[Figure record extracts]
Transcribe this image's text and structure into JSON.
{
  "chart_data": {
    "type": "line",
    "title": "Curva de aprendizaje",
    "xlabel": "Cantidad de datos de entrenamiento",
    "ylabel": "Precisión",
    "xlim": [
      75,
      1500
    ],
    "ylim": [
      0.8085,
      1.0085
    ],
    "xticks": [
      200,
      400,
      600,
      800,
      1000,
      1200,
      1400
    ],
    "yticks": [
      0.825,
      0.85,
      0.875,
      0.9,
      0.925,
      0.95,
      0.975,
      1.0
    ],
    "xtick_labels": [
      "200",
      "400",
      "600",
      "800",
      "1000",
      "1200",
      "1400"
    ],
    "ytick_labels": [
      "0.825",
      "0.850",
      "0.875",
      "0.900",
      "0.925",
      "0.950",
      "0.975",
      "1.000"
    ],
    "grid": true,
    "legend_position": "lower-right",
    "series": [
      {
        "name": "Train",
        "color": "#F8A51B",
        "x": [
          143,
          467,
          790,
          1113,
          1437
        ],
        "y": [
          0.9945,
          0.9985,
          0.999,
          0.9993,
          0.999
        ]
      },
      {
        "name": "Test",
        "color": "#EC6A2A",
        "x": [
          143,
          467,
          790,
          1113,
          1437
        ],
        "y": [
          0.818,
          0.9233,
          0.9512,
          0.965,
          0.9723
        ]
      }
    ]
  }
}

▶ [Directive] All of the data shown above must be copied exactly.

▶ [Answer to the task]
Transcribe this image's text and structure into JSON.
{
  "chart_data": {
    "type": "line",
    "title": "Curva de aprendizaje",
    "xlabel": "Cantidad de datos de entrenamiento",
    "ylabel": "Precisión",
    "xlim": [
      75,
      1500
    ],
    "ylim": [
      0.8085,
      1.0085
    ],
    "xticks": [
      200,
      400,
      600,
      800,
      1000,
      1200,
      1400
    ],
    "yticks": [
      0.825,
      0.85,
      0.875,
      0.9,
      0.925,
      0.95,
      0.975,
      1.0
    ],
    "xtick_labels": [
      "200",
      "400",
      "600",
      "800",
      "1000",
      "1200",
      "1400"
    ],
    "ytick_labels": [
      "0.825",
      "0.850",
      "0.875",
      "0.900",
      "0.925",
      "0.950",
      "0.975",
      "1.000"
    ],
    "grid": true,
    "legend_position": "lower-right",
    "series": [
      {
        "name": "Train",
        "color": "#F8A51B",
        "x": [
          143,
          467,
          790,
          1113,
          1437
        ],
        "y": [
          0.9945,
          0.9985,
          0.999,
          0.9993,
          0.999
        ]
      },
      {
        "name": "Test",
        "color": "#EC6A2A",
        "x": [
          143,
          467,
          790,
          1113,
          1437
        ],
        "y": [
          0.818,
          0.9233,
          0.9512,
          0.965,
          0.9723
        ]
      }
    ]
  }
}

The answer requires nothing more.